WHAT TO DO:
Extract each line of the records below that contains the word "when".
== RECORDS FOR PROCESSING
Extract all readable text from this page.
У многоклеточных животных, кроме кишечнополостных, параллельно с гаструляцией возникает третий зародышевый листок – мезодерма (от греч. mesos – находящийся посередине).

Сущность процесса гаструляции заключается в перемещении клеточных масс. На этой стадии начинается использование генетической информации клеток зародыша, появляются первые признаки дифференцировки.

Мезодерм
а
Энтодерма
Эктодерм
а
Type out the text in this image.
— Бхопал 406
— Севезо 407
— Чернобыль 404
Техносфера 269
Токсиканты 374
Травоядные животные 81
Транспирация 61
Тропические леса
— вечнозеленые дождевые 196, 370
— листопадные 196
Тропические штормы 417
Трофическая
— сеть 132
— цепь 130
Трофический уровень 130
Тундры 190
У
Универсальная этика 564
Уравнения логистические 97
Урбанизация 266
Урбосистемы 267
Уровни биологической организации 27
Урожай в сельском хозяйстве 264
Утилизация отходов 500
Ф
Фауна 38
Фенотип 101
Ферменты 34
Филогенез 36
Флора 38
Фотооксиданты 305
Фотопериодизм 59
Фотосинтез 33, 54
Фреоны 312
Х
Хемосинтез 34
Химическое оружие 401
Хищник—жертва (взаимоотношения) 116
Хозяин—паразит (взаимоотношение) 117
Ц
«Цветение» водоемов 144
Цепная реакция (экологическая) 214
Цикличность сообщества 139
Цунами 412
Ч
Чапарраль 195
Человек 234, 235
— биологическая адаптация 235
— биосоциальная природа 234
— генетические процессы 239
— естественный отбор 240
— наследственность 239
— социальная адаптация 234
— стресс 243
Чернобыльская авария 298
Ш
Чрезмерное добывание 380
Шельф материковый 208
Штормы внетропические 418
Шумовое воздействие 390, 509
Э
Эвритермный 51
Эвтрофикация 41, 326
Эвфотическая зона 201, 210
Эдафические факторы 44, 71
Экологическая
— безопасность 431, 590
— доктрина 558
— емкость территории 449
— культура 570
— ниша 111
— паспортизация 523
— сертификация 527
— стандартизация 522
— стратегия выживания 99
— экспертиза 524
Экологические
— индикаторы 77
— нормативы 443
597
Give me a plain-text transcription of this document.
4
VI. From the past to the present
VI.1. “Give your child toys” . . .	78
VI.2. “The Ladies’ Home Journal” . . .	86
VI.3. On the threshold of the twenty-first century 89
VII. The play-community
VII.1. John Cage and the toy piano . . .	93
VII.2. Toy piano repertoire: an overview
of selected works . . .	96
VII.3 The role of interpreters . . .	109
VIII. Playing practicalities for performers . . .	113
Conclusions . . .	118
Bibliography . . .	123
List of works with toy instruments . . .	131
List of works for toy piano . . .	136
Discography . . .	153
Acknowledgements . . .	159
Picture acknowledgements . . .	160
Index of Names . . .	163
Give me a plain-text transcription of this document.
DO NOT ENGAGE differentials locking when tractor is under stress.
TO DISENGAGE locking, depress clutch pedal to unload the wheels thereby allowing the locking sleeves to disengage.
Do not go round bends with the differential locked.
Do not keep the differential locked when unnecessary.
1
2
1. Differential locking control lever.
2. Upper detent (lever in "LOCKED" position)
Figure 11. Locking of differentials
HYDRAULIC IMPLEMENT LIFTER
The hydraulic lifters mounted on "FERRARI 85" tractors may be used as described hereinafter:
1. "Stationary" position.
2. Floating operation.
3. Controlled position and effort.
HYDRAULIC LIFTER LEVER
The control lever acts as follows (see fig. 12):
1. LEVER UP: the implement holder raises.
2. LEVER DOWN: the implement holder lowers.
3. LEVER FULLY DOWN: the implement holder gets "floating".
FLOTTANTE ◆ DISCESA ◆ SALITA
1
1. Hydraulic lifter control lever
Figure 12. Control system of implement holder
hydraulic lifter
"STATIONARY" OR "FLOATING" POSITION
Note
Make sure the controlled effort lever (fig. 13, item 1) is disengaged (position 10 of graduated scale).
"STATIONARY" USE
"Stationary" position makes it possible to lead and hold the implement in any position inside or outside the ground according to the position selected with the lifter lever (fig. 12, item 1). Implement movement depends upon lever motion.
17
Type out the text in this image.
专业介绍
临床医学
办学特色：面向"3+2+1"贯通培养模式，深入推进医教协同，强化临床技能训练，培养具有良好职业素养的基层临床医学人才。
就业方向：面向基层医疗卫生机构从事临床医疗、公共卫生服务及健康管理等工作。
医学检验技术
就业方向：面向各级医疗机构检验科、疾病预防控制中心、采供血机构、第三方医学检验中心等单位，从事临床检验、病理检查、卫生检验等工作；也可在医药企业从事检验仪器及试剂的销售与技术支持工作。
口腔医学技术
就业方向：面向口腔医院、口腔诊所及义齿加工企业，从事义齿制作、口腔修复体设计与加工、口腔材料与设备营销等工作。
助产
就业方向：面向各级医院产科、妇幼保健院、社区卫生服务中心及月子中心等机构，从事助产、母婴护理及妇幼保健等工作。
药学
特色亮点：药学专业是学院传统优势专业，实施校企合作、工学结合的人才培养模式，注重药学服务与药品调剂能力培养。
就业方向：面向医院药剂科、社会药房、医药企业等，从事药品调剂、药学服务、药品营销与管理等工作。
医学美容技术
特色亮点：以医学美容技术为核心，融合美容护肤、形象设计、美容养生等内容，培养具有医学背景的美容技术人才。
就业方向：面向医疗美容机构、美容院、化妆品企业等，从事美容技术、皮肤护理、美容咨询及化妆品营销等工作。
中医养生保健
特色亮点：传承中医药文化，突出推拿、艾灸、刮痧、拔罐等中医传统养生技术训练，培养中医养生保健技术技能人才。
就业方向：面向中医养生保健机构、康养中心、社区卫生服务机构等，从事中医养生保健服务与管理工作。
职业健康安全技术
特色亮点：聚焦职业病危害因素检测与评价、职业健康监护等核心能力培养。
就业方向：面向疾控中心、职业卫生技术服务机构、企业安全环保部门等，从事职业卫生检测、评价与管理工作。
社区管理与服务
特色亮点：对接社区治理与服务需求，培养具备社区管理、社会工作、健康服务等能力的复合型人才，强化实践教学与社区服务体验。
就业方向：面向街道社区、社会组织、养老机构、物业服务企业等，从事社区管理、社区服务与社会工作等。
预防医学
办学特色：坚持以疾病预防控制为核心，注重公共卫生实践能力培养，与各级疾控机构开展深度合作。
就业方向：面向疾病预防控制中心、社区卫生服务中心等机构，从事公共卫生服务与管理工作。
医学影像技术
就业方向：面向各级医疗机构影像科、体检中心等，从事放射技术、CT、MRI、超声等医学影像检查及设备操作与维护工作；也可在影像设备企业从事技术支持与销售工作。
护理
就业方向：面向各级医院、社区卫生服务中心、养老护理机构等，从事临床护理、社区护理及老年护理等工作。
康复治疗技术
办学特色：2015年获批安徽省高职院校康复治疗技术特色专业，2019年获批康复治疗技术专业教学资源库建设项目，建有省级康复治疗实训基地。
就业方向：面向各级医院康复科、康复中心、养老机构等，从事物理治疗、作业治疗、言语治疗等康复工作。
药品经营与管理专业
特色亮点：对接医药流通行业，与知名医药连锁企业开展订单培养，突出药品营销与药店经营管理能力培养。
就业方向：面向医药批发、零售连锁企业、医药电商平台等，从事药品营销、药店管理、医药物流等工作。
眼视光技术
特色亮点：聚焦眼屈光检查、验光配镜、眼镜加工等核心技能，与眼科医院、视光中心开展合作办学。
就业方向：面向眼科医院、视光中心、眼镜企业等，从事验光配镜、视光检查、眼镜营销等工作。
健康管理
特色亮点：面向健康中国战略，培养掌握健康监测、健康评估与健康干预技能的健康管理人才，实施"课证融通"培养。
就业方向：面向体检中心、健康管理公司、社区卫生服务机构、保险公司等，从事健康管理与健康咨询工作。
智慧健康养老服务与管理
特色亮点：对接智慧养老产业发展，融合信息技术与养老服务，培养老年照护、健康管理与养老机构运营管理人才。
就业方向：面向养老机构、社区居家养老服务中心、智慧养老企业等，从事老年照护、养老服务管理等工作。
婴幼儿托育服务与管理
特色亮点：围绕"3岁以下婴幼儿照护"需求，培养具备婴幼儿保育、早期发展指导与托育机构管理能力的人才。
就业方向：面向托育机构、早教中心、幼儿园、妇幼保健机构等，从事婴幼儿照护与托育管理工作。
====
REPLY:
DO NOT ENGAGE differentials locking when tractor is under stress.
Do not keep the differential locked when unnecessary.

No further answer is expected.